Exercise prompt:
List each line of the data that holds the string "CHANNEL", please.
+---+
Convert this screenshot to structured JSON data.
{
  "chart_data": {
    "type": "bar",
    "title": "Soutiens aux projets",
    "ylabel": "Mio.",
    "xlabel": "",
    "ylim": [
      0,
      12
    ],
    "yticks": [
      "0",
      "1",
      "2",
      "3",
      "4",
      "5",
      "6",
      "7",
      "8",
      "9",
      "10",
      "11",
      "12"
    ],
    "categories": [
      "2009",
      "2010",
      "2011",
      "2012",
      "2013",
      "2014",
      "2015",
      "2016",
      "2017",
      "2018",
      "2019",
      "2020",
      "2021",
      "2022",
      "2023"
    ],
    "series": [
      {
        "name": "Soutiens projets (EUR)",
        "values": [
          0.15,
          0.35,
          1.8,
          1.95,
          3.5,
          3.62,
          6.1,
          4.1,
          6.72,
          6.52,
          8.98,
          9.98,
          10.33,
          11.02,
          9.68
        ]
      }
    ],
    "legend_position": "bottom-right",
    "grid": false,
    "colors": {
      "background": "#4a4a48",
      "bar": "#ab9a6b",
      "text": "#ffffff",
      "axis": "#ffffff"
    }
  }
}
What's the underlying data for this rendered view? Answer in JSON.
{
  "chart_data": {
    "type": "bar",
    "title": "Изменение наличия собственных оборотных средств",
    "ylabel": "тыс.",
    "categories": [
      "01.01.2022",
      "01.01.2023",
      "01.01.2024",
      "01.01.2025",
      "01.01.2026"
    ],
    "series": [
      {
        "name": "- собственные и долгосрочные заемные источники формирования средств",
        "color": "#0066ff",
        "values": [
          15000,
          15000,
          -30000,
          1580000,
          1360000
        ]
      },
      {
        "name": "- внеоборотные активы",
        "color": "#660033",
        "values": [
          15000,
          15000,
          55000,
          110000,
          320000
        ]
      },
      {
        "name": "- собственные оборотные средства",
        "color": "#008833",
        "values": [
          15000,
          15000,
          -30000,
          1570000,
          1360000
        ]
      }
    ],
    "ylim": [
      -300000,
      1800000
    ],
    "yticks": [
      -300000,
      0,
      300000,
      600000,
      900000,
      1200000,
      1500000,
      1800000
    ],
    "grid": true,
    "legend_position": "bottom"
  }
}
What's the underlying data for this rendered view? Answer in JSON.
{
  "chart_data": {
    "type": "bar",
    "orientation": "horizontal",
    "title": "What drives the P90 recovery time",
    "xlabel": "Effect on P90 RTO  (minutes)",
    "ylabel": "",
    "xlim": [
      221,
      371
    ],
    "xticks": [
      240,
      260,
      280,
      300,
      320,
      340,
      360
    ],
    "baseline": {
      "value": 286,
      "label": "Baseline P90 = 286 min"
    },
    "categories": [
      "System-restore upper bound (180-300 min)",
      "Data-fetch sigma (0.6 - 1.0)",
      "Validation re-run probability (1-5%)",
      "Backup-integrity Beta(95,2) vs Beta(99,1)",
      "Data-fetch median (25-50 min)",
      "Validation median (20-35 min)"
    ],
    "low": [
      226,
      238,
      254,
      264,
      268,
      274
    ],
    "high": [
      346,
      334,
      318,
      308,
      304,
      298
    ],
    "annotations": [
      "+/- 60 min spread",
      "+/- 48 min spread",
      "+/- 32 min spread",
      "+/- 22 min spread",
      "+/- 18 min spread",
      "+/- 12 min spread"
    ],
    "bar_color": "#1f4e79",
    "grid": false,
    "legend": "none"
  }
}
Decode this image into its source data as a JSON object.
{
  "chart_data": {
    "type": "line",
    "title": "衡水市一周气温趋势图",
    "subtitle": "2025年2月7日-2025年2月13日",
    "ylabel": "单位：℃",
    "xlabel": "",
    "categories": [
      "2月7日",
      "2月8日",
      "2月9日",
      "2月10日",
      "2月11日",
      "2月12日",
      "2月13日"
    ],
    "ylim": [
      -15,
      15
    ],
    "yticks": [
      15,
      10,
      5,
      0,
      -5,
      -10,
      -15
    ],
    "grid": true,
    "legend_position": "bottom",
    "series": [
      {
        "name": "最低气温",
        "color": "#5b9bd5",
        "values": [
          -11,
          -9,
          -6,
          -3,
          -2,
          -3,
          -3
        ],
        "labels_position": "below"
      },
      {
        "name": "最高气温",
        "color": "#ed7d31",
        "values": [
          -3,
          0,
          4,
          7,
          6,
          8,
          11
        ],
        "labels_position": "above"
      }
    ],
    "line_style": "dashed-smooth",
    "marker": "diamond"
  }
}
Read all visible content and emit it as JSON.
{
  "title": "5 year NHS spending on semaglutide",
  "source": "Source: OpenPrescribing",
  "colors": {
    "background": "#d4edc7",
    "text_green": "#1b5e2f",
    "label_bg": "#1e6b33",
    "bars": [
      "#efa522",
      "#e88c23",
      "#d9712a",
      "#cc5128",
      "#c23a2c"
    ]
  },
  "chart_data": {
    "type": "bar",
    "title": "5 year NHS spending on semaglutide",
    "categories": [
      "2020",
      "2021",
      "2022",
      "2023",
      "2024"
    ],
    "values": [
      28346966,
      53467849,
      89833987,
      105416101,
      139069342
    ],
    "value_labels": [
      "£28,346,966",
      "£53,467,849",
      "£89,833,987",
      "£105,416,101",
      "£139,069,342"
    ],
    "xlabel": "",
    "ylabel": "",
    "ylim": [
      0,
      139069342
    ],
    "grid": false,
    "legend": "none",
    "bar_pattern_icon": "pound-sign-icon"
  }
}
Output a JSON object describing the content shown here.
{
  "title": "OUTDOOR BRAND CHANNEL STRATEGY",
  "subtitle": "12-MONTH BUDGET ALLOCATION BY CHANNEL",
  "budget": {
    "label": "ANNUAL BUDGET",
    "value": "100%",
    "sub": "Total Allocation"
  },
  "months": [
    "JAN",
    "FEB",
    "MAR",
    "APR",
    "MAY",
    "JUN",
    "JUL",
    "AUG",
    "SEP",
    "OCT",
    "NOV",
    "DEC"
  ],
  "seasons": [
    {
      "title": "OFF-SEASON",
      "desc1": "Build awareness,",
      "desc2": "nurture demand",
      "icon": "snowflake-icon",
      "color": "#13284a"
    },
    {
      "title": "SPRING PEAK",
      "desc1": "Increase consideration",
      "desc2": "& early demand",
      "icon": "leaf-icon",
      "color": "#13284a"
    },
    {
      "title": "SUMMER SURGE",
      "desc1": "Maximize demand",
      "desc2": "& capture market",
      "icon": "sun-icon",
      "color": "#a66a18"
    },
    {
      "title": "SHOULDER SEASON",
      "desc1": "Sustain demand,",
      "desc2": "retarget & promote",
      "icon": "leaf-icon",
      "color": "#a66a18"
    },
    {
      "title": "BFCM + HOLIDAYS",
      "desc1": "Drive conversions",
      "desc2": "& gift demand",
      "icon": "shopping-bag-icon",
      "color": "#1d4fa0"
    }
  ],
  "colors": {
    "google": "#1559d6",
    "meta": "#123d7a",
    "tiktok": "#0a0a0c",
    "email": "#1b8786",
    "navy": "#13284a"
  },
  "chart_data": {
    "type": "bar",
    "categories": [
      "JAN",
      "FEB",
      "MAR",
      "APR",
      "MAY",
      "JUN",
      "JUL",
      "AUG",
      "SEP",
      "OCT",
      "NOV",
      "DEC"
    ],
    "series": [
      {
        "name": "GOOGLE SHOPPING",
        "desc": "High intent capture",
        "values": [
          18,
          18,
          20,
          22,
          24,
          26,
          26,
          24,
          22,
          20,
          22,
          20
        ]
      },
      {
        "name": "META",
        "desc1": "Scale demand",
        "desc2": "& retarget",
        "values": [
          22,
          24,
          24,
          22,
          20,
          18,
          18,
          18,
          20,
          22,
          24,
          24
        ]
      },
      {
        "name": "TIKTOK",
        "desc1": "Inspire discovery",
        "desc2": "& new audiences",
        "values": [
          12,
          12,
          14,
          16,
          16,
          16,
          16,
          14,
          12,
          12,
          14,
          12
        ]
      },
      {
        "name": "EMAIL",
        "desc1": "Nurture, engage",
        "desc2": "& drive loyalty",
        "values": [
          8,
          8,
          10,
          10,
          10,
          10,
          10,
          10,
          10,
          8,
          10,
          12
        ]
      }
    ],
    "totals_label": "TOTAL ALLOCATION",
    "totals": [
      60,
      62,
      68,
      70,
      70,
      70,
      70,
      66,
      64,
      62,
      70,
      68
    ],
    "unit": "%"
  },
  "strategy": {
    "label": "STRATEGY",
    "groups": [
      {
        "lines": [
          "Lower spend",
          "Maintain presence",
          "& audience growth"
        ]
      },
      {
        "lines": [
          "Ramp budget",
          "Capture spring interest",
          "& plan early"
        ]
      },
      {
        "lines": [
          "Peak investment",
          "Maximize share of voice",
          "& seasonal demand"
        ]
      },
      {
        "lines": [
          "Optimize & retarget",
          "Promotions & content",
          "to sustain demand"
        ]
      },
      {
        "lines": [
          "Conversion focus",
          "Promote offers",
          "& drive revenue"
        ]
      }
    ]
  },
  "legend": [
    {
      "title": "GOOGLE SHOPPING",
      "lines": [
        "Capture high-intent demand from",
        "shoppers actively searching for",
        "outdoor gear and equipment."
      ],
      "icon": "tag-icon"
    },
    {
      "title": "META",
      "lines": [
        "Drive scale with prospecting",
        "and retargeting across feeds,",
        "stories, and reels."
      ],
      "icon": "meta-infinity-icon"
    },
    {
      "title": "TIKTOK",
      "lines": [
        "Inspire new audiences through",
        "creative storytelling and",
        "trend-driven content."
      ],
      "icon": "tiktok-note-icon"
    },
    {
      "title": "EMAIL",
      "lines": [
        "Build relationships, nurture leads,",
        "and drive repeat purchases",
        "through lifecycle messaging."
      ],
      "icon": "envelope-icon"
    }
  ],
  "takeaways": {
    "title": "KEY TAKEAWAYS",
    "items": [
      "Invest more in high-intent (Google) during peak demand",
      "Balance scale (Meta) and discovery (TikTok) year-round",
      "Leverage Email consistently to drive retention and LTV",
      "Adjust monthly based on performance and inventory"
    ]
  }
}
+---+
Expected output:
  "title": "OUTDOOR BRAND CHANNEL STRATEGY",
  "subtitle": "12-MONTH BUDGET ALLOCATION BY CHANNEL",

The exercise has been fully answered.